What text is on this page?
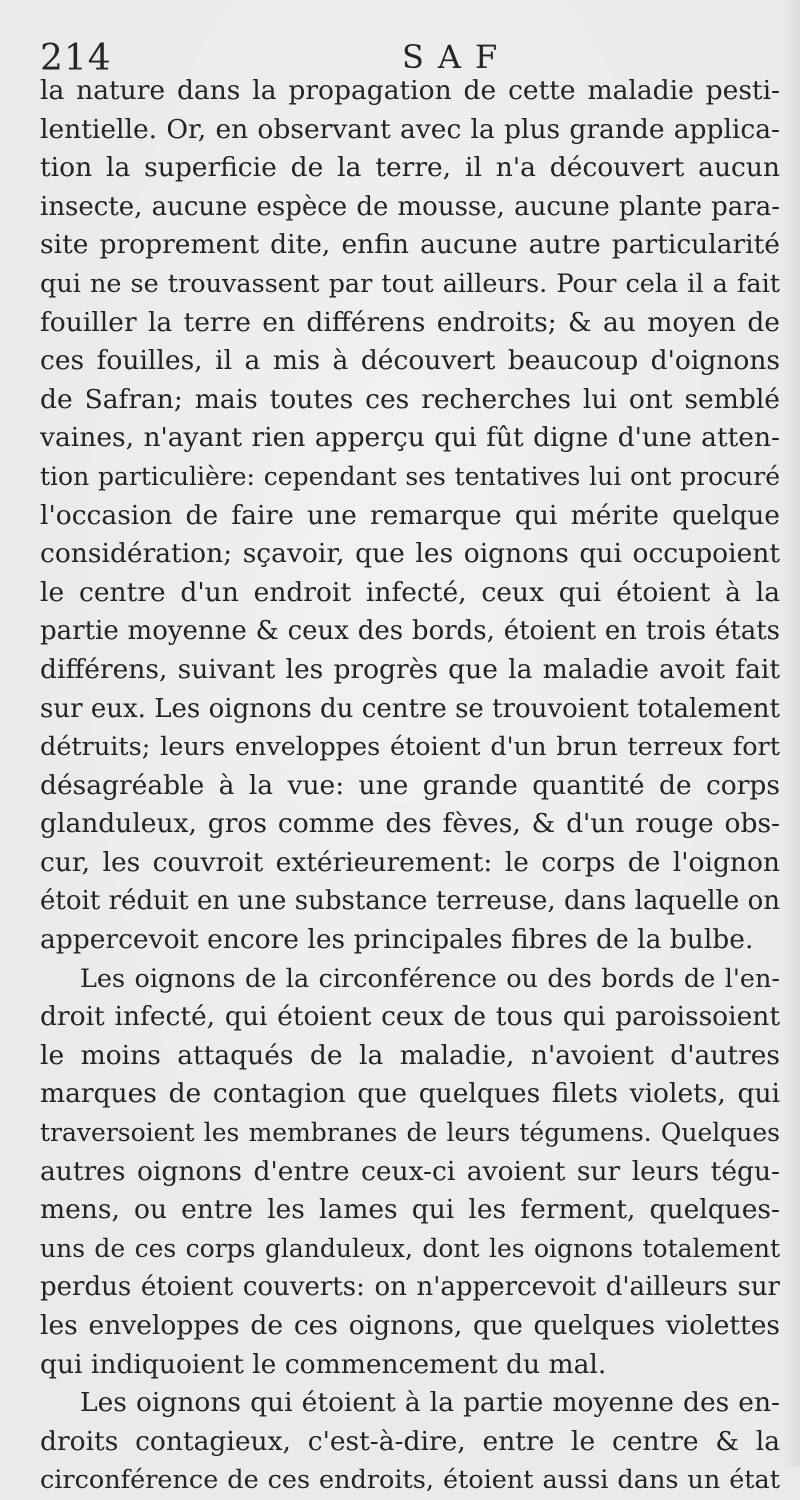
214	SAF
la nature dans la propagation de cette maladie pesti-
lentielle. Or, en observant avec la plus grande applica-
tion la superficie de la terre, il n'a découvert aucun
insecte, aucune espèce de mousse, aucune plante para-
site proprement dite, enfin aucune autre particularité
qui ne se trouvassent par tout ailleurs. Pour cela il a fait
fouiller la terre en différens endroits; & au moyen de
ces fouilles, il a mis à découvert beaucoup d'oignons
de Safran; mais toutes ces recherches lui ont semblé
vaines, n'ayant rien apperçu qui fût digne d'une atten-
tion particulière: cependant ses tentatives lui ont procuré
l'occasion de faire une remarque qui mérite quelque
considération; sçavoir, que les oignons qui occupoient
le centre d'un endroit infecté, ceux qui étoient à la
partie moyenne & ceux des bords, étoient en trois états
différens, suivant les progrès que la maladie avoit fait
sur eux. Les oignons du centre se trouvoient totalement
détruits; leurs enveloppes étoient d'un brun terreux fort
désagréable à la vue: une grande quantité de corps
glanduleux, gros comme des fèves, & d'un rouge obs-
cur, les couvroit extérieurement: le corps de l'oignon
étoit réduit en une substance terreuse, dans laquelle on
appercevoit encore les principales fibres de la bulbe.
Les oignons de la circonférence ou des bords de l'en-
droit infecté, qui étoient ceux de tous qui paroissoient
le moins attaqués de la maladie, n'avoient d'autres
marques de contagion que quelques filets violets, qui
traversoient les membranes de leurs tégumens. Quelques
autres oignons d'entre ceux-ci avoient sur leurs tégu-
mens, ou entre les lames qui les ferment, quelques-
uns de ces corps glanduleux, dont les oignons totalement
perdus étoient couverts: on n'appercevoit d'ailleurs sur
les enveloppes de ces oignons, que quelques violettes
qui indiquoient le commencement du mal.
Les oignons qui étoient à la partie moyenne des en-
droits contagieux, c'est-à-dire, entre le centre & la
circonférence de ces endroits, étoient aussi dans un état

::::

» **TASK**
Return all of the data exactly as written, and drop the pictures.

» **FULL SOLUTION**
What text is on this page?
214	SAF
la nature dans la propagation de cette maladie pesti-
lentielle. Or, en observant avec la plus grande applica-
tion la superficie de la terre, il n'a découvert aucun
insecte, aucune espèce de mousse, aucune plante para-
site proprement dite, enfin aucune autre particularité
qui ne se trouvassent par tout ailleurs. Pour cela il a fait
fouiller la terre en différens endroits; & au moyen de
ces fouilles, il a mis à découvert beaucoup d'oignons
de Safran; mais toutes ces recherches lui ont semblé
vaines, n'ayant rien apperçu qui fût digne d'une atten-
tion particulière: cependant ses tentatives lui ont procuré
l'occasion de faire une remarque qui mérite quelque
considération; sçavoir, que les oignons qui occupoient
le centre d'un endroit infecté, ceux qui étoient à la
partie moyenne & ceux des bords, étoient en trois états
différens, suivant les progrès que la maladie avoit fait
sur eux. Les oignons du centre se trouvoient totalement
détruits; leurs enveloppes étoient d'un brun terreux fort
désagréable à la vue: une grande quantité de corps
glanduleux, gros comme des fèves, & d'un rouge obs-
cur, les couvroit extérieurement: le corps de l'oignon
étoit réduit en une substance terreuse, dans laquelle on
appercevoit encore les principales fibres de la bulbe.
Les oignons de la circonférence ou des bords de l'en-
droit infecté, qui étoient ceux de tous qui paroissoient
le moins attaqués de la maladie, n'avoient d'autres
marques de contagion que quelques filets violets, qui
traversoient les membranes de leurs tégumens. Quelques
autres oignons d'entre ceux-ci avoient sur leurs tégu-
mens, ou entre les lames qui les ferment, quelques-
uns de ces corps glanduleux, dont les oignons totalement
perdus étoient couverts: on n'appercevoit d'ailleurs sur
les enveloppes de ces oignons, que quelques violettes
qui indiquoient le commencement du mal.
Les oignons qui étoient à la partie moyenne des en-
droits contagieux, c'est-à-dire, entre le centre & la
circonférence de ces endroits, étoient aussi dans un état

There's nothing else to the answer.